=== Stated problem ===
Keep the pictures out of the copy and print all the entries below exactly.

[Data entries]
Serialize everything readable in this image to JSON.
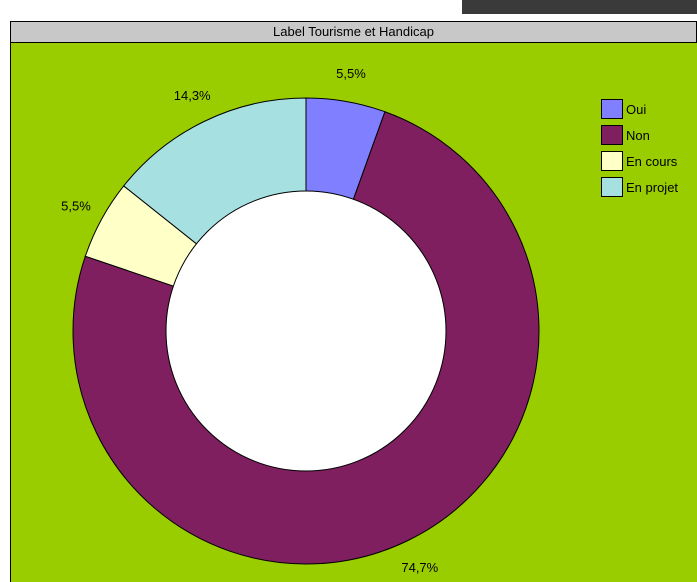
{
  "chart_data": {
    "type": "pie",
    "title": "Label Tourisme et Handicap",
    "background": "#9acd00",
    "title_background": "#c8c8c8",
    "legend_position": "right",
    "slices": [
      {
        "label": "Oui",
        "value": 5.5,
        "value_label": "5,5%",
        "color": "#7f7fff"
      },
      {
        "label": "Non",
        "value": 74.7,
        "value_label": "74,7%",
        "color": "#7f1f5f"
      },
      {
        "label": "En cours",
        "value": 5.5,
        "value_label": "5,5%",
        "color": "#ffffc8"
      },
      {
        "label": "En projet",
        "value": 14.3,
        "value_label": "14,3%",
        "color": "#a6e0e0"
      }
    ]
  }
}
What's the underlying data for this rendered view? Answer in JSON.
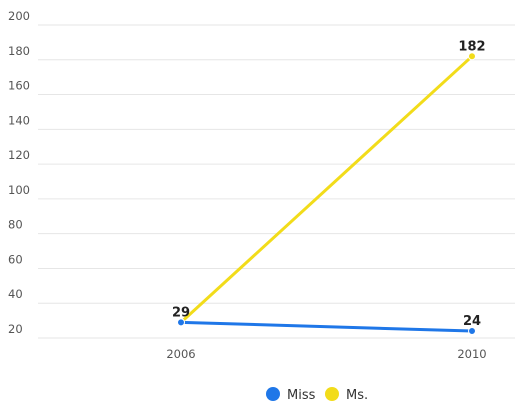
{
  "chart_data": {
    "type": "line",
    "title": "",
    "xlabel": "",
    "ylabel": "",
    "x": [
      "2006",
      "2010"
    ],
    "ylim": [
      20,
      200
    ],
    "yticks": [
      20,
      40,
      60,
      80,
      100,
      120,
      140,
      160,
      180,
      200
    ],
    "grid": true,
    "legend_position": "bottom-center",
    "series": [
      {
        "name": "Miss",
        "values": [
          29,
          24
        ],
        "color": "#1f77e8",
        "data_labels": [
          "29",
          "24"
        ]
      },
      {
        "name": "Ms.",
        "values": [
          29,
          182
        ],
        "color": "#f2dc1a",
        "data_labels": [
          "",
          "182"
        ]
      }
    ]
  }
}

=== Task result ===
Serialize everything readable in this image to JSON.
{
  "chart_data": {
    "type": "pie",
    "title": "Label Tourisme et Handicap",
    "background": "#9acd00",
    "title_background": "#c8c8c8",
    "legend_position": "right",
    "slices": [
      {
        "label": "Oui",
        "value": 5.5,
        "value_label": "5,5%",
        "color": "#7f7fff"
      },
      {
        "label": "Non",
        "value": 74.7,
        "value_label": "74,7%",
        "color": "#7f1f5f"
      },
      {
        "label": "En cours",
        "value": 5.5,
        "value_label": "5,5%",
        "color": "#ffffc8"
      },
      {
        "label": "En projet",
        "value": 14.3,
        "value_label": "14,3%",
        "color": "#a6e0e0"
      }
    ]
  }
}
What's the underlying data for this rendered view? Answer in JSON.
{
  "chart_data": {
    "type": "line",
    "title": "",
    "xlabel": "",
    "ylabel": "",
    "x": [
      "2006",
      "2010"
    ],
    "ylim": [
      20,
      200
    ],
    "yticks": [
      20,
      40,
      60,
      80,
      100,
      120,
      140,
      160,
      180,
      200
    ],
    "grid": true,
    "legend_position": "bottom-center",
    "series": [
      {
        "name": "Miss",
        "values": [
          29,
          24
        ],
        "color": "#1f77e8",
        "data_labels": [
          "29",
          "24"
        ]
      },
      {
        "name": "Ms.",
        "values": [
          29,
          182
        ],
        "color": "#f2dc1a",
        "data_labels": [
          "",
          "182"
        ]
      }
    ]
  }
}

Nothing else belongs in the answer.